Task brief: Pick out each line with the word "入沸水锅焯一下" from the material that follows.

(Extracted data entries)
+ + + + + + +

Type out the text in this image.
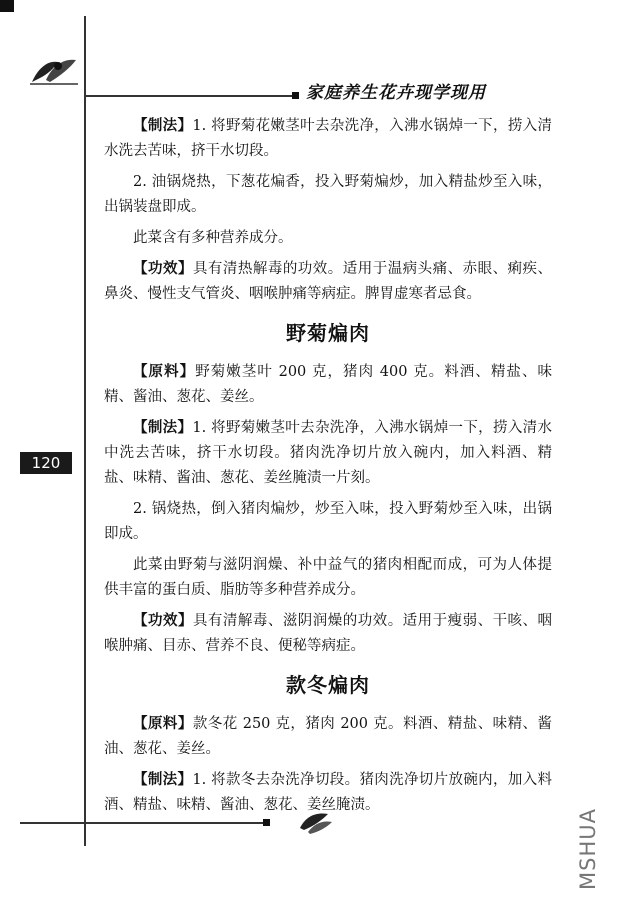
家庭养生花卉现学现用
120

【制法】1. 将野菊花嫩茎叶去杂洗净，入沸水锅焯一下，捞入清水洗去苦味，挤干水切段。

2. 油锅烧热，下葱花煸香，投入野菊煸炒，加入精盐炒至入味，出锅装盘即成。

此菜含有多种营养成分。

【功效】具有清热解毒的功效。适用于温病头痛、赤眼、痢疾、鼻炎、慢性支气管炎、咽喉肿痛等病症。脾胃虚寒者忌食。

野菊煸肉

【原料】野菊嫩茎叶 200 克，猪肉 400 克。料酒、精盐、味精、酱油、葱花、姜丝。

【制法】1. 将野菊嫩茎叶去杂洗净，入沸水锅焯一下，捞入清水中洗去苦味，挤干水切段。猪肉洗净切片放入碗内，加入料酒、精盐、味精、酱油、葱花、姜丝腌渍一片刻。

2. 锅烧热，倒入猪肉煸炒，炒至入味，投入野菊炒至入味，出锅即成。

此菜由野菊与滋阴润燥、补中益气的猪肉相配而成，可为人体提供丰富的蛋白质、脂肪等多种营养成分。

【功效】具有清解毒、滋阴润燥的功效。适用于瘦弱、干咳、咽喉肿痛、目赤、营养不良、便秘等病症。

款冬煸肉

【原料】款冬花 250 克，猪肉 200 克。料酒、精盐、味精、酱油、葱花、姜丝。

【制法】1. 将款冬去杂洗净切段。猪肉洗净切片放碗内，加入料酒、精盐、味精、酱油、葱花、姜丝腌渍。

MSHUA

+ + + + + + +

The completed task:
【制法】1. 将野菊花嫩茎叶去杂洗净，入沸水锅焯一下，捞入清水洗去苦味，挤干水切段。
【制法】1. 将野菊嫩茎叶去杂洗净，入沸水锅焯一下，捞入清水中洗去苦味，挤干水切段。猪肉洗净切片放入碗内，加入料酒、精盐、味精、酱油、葱花、姜丝腌渍一片刻。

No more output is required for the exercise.